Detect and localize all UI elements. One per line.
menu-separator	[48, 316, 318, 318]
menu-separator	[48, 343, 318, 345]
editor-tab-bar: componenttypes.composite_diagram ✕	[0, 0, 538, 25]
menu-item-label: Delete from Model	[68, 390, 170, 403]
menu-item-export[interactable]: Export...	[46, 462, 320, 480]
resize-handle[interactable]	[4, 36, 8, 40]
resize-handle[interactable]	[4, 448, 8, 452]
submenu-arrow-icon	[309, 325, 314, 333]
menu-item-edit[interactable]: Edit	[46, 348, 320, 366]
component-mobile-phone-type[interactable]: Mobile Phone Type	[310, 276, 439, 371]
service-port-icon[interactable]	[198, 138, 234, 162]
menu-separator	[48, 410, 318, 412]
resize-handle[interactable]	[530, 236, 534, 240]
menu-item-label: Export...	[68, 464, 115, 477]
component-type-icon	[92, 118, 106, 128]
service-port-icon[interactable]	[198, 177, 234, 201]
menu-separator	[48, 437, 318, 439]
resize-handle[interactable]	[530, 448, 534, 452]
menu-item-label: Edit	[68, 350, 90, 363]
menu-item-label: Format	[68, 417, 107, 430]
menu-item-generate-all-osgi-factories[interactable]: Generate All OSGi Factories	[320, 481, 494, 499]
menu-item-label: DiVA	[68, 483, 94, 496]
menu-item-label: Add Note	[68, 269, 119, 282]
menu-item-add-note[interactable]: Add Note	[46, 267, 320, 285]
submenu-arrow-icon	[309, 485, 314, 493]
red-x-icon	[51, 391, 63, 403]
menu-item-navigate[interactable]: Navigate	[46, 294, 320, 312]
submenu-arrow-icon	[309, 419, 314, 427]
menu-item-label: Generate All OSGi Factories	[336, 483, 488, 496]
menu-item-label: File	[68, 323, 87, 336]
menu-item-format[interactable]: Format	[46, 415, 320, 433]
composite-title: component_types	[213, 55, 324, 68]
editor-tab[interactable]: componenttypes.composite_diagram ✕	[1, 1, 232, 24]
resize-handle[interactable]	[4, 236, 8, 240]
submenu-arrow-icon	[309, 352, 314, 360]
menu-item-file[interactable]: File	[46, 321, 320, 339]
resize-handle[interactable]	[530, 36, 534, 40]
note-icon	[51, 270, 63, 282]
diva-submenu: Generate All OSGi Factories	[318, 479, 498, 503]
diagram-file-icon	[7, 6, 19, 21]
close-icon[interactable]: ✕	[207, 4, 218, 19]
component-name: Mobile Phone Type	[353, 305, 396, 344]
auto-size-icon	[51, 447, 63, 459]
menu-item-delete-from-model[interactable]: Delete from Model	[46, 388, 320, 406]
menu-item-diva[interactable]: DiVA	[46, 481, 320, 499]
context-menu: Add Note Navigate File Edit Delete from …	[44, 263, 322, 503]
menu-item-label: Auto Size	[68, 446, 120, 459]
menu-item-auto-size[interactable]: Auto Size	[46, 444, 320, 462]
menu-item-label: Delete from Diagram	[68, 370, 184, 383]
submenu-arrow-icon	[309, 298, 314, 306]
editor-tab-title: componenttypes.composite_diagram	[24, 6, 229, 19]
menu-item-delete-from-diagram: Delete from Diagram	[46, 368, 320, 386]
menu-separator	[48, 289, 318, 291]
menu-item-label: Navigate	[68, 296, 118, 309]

▶ Your objective:
List each line of the records above that contains the string "title".

▶ Worked answer:
composite-title: component_types	[213, 55, 324, 68]
editor-tab-title: componenttypes.composite_diagram	[24, 6, 229, 19]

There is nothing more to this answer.